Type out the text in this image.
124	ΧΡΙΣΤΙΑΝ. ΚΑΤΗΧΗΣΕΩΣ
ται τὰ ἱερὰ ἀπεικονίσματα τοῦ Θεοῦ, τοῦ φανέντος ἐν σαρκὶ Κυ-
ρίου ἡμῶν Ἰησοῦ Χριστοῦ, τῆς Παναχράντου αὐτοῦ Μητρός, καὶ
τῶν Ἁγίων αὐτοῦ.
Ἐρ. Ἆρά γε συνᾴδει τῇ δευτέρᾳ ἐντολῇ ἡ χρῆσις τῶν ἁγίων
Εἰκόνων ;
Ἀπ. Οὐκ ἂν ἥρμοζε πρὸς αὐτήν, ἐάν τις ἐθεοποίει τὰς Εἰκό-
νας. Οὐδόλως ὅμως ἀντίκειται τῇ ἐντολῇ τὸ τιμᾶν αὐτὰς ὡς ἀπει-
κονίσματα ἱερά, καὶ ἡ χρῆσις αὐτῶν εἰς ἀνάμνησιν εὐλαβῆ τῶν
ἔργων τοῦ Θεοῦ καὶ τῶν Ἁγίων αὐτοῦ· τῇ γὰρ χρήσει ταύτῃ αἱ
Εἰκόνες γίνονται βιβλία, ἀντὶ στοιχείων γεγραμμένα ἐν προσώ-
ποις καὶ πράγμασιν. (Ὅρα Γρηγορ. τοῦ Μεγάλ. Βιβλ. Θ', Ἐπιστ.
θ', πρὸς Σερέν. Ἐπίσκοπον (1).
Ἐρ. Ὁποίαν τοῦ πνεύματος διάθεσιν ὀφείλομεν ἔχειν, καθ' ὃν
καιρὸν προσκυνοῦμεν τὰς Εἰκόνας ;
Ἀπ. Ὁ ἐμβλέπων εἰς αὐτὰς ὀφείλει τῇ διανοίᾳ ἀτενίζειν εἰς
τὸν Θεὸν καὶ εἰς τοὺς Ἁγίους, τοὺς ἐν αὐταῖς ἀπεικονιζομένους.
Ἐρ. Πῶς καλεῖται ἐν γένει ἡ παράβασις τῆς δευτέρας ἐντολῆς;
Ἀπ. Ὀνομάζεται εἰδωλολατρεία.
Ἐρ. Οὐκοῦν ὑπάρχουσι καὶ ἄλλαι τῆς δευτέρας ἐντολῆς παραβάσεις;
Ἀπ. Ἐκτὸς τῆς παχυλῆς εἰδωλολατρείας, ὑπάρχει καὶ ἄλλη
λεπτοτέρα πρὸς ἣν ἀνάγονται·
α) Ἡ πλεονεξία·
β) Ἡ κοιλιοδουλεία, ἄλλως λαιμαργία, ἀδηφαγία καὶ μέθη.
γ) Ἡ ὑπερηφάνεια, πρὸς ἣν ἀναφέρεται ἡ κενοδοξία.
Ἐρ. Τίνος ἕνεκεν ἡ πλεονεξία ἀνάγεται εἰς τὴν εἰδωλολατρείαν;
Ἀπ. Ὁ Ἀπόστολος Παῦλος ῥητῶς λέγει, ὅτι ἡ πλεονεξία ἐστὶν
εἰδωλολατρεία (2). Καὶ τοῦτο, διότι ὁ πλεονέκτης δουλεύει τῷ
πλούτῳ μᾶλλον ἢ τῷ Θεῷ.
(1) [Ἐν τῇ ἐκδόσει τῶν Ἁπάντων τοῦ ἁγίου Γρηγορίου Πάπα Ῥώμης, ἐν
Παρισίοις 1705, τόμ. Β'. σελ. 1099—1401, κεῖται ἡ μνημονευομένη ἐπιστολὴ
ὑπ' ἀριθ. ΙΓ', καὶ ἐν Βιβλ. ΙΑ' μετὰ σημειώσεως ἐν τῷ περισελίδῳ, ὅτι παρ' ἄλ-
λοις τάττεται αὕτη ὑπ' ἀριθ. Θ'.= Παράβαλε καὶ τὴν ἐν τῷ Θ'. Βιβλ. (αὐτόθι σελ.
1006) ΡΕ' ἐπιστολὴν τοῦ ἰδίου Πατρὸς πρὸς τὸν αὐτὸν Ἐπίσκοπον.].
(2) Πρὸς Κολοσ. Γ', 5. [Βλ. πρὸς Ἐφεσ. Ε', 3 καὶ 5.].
§
* TASK OBJECTIVE
Copy all lines from the material that hold "ἐντολῆς".

* ANSWER TO THE EXERCISE
Ἐρ. Πῶς καλεῖται ἐν γένει ἡ παράβασις τῆς δευτέρας ἐντολῆς;
Ἐρ. Οὐκοῦν ὑπάρχουσι καὶ ἄλλαι τῆς δευτέρας ἐντολῆς παραβάσεις;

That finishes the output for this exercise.